Lines of data:
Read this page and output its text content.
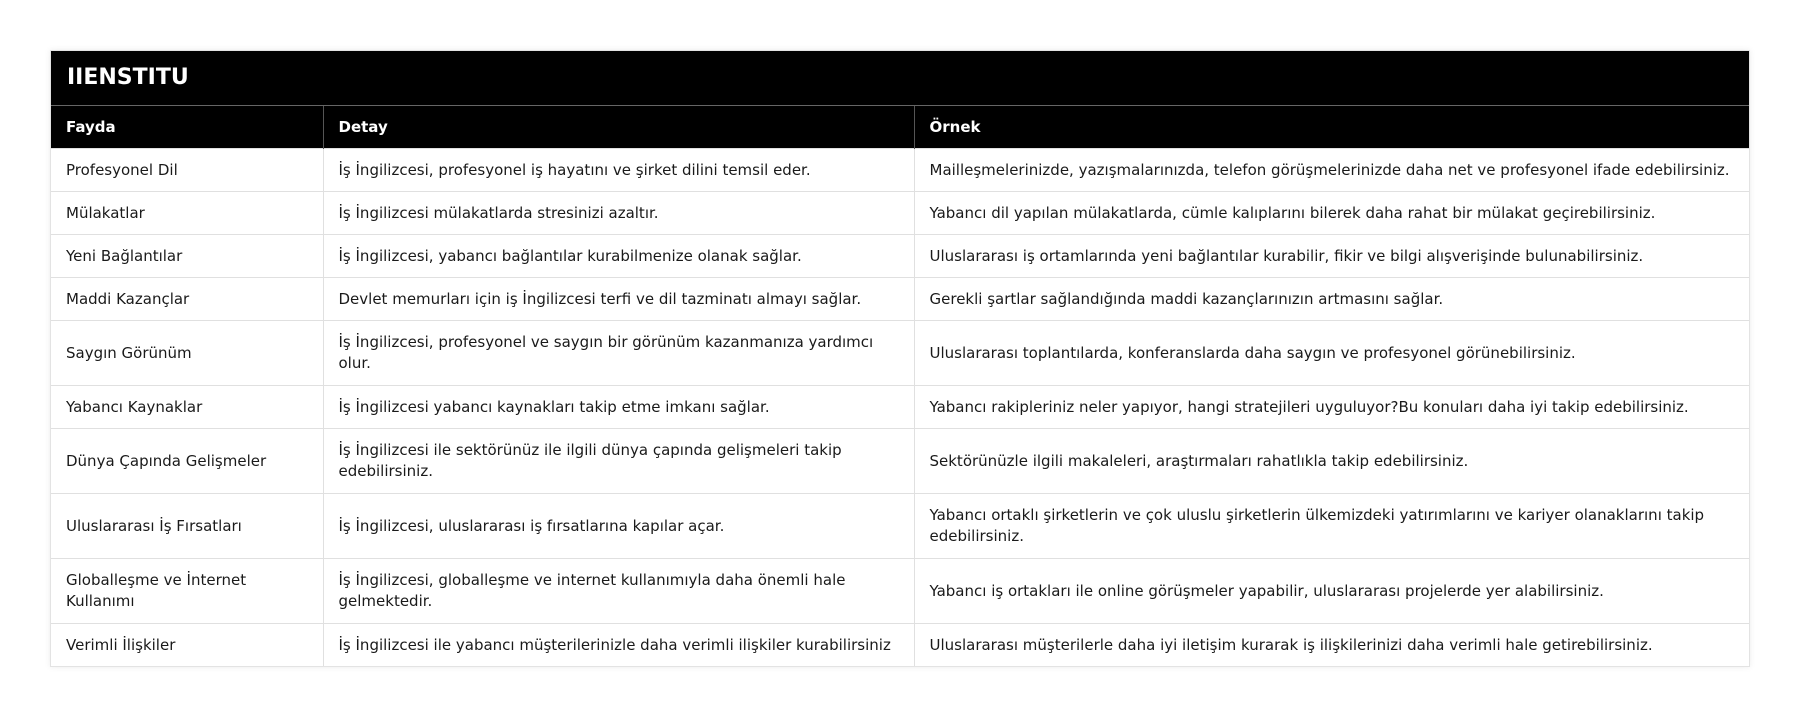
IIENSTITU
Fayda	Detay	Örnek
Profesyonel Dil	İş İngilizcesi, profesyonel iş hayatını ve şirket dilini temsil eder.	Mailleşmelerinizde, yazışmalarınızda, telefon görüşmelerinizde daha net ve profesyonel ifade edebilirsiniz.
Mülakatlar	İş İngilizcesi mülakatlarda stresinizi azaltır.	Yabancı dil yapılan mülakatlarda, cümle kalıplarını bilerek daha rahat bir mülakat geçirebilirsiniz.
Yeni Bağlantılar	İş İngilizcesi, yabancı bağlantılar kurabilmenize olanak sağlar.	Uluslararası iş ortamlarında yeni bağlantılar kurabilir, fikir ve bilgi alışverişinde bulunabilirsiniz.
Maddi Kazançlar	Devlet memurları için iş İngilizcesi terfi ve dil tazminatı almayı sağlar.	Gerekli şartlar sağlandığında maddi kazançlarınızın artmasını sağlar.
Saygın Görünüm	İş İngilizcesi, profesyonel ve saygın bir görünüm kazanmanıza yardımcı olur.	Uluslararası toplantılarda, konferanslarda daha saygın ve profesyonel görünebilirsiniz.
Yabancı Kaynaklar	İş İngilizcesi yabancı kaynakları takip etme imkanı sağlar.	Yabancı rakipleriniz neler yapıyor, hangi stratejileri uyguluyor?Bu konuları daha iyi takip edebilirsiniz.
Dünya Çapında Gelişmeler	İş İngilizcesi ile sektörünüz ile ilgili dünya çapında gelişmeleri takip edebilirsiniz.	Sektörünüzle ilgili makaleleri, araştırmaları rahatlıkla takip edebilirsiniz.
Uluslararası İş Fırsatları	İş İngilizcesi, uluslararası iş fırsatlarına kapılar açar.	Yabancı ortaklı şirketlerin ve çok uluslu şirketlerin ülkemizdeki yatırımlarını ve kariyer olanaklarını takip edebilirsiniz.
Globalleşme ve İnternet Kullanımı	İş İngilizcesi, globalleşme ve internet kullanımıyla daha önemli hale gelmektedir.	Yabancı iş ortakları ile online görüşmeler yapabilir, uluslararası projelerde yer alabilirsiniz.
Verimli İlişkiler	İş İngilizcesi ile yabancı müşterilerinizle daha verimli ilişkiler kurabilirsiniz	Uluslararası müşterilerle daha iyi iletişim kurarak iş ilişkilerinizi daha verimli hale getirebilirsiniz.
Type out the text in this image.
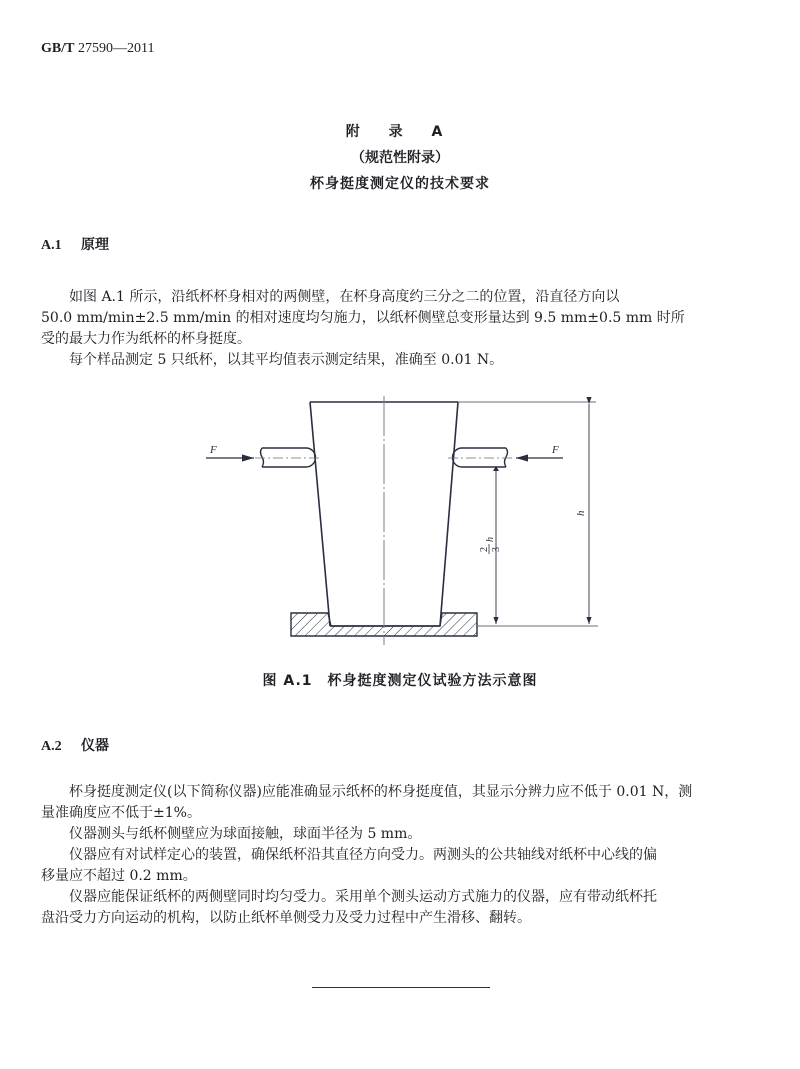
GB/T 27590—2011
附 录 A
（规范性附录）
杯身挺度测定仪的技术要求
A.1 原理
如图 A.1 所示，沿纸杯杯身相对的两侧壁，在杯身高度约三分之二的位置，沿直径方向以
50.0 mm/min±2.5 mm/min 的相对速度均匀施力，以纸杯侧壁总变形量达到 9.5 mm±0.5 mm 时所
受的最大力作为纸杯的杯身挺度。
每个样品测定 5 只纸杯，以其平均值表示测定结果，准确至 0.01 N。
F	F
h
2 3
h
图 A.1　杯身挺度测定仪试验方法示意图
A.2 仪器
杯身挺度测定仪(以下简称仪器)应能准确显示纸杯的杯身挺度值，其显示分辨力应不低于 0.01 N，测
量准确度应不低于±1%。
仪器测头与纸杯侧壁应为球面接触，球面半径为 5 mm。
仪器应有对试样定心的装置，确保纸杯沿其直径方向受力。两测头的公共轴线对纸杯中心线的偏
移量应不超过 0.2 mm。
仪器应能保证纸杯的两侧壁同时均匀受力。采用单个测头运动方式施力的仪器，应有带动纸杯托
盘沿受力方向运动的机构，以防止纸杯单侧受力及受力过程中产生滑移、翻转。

---

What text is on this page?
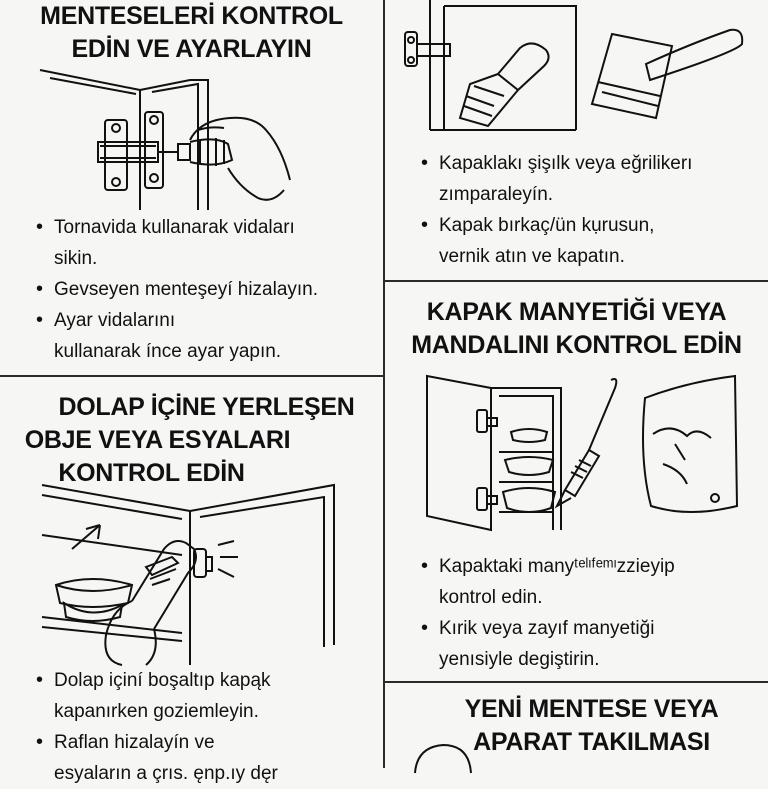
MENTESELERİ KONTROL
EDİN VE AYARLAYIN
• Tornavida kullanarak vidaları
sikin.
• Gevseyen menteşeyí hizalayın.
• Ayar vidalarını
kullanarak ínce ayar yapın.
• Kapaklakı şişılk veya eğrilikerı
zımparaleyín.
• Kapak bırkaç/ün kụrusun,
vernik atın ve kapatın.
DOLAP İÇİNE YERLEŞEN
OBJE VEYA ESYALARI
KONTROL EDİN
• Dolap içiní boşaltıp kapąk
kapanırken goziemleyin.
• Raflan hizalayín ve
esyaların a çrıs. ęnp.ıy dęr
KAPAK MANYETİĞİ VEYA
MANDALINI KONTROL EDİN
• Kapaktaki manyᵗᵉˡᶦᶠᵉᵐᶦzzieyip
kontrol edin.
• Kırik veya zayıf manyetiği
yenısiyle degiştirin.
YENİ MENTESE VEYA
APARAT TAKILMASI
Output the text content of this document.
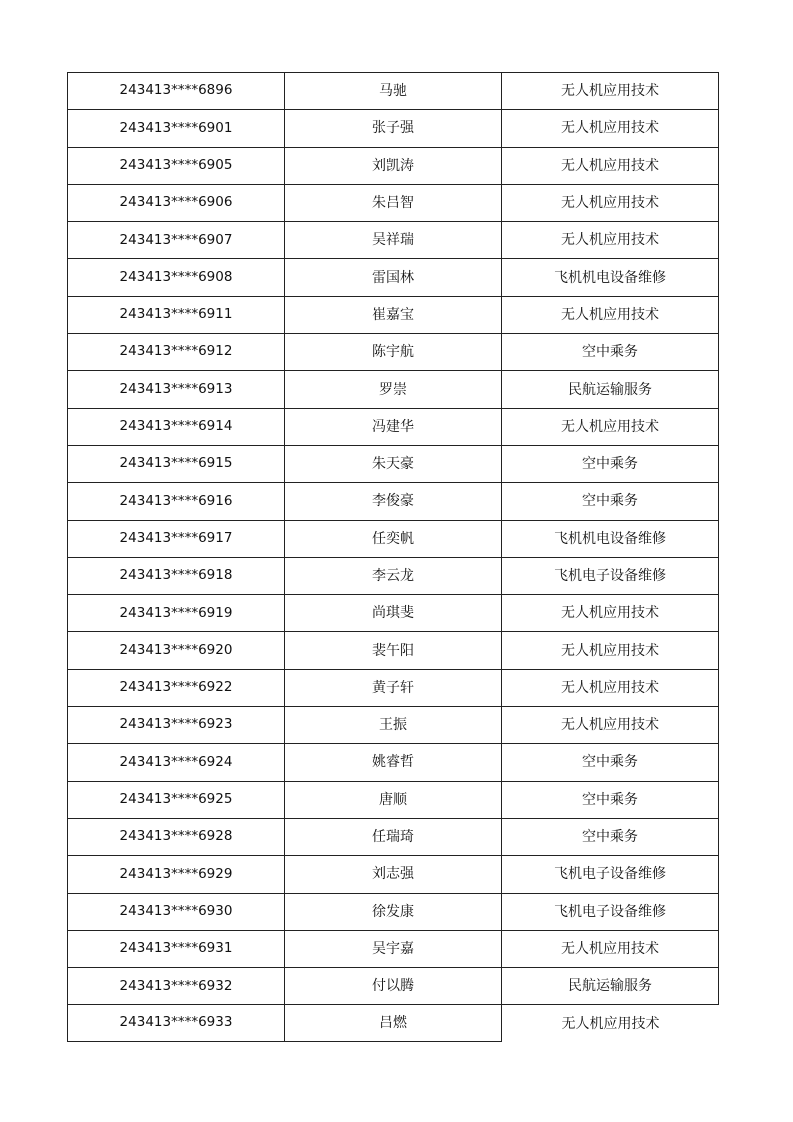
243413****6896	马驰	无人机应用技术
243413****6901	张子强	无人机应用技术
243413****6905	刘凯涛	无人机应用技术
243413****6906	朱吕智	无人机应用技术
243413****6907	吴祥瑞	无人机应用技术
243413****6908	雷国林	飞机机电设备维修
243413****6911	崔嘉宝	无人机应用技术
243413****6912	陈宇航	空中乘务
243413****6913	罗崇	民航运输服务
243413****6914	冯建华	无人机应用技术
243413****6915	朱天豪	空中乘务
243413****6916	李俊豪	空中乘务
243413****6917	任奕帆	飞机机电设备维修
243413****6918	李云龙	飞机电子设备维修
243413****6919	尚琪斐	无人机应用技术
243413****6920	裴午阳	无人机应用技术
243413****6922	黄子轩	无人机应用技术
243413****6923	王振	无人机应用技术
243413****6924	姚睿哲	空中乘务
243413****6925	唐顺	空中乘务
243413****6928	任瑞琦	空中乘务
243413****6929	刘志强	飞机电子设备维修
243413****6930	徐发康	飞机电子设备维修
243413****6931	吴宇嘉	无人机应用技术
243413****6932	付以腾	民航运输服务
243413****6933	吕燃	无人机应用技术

...

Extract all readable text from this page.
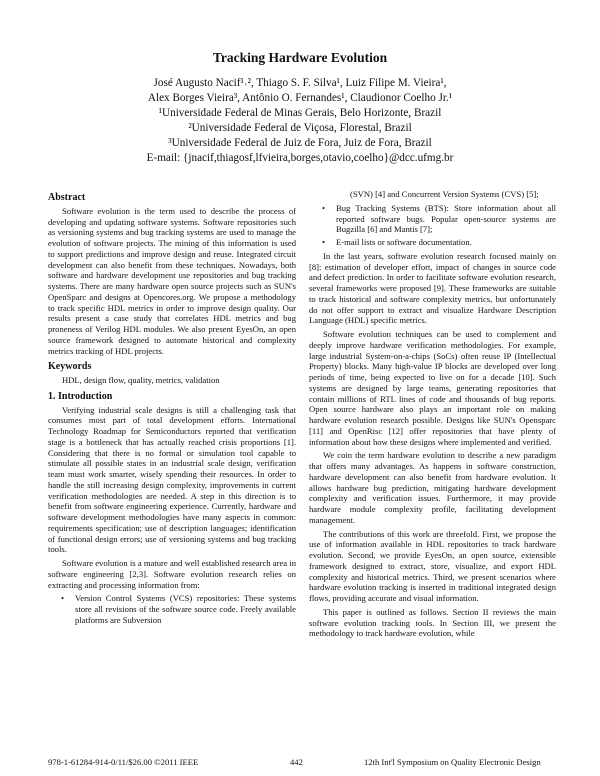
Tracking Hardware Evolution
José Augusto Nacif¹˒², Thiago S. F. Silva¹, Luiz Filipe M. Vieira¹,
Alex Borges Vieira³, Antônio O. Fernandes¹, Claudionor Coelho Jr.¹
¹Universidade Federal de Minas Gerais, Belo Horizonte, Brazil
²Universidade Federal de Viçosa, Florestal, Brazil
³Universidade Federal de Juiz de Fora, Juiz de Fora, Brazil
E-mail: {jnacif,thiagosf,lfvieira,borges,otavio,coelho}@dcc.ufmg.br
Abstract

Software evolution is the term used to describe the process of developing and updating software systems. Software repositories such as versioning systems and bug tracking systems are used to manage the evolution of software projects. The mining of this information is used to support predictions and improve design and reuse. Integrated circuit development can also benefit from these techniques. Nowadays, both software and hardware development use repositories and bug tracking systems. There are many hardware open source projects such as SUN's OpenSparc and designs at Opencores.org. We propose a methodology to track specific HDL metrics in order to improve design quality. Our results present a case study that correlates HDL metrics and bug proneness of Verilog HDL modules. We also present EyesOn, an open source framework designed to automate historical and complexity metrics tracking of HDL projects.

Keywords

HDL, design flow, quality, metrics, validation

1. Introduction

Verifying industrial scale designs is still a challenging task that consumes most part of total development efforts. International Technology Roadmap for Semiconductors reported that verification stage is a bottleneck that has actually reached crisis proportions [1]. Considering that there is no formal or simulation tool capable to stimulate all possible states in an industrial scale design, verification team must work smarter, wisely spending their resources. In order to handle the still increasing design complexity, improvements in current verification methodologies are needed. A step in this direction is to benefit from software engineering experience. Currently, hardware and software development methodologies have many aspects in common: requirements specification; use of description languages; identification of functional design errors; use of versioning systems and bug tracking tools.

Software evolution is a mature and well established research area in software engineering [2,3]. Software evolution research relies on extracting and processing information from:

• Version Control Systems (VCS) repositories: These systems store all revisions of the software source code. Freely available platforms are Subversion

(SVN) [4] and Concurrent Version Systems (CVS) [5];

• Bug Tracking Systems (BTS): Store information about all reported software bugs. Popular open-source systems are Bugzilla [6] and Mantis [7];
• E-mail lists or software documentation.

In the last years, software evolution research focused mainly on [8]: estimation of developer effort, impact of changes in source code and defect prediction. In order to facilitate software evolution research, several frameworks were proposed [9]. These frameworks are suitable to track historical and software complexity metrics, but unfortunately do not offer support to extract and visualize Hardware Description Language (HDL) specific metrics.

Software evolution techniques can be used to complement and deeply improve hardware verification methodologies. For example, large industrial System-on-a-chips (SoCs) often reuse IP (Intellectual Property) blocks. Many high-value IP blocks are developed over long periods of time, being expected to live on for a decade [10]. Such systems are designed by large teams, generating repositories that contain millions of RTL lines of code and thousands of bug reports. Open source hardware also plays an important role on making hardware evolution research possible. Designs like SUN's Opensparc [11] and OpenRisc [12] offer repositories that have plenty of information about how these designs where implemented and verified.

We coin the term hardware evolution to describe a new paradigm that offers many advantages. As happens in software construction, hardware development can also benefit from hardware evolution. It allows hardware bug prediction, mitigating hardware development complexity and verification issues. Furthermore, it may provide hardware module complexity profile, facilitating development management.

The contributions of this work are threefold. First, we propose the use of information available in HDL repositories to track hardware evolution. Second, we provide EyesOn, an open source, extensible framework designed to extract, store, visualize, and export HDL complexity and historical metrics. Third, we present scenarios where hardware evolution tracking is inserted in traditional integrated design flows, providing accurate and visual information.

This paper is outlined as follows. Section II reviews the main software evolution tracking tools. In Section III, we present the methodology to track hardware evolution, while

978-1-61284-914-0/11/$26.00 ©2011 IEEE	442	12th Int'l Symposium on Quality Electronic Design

What this task involves – Find the word "Brazil" in the data and show each line that holds it.

Task answer –
¹Universidade Federal de Minas Gerais, Belo Horizonte, Brazil
²Universidade Federal de Viçosa, Florestal, Brazil
³Universidade Federal de Juiz de Fora, Juiz de Fora, Brazil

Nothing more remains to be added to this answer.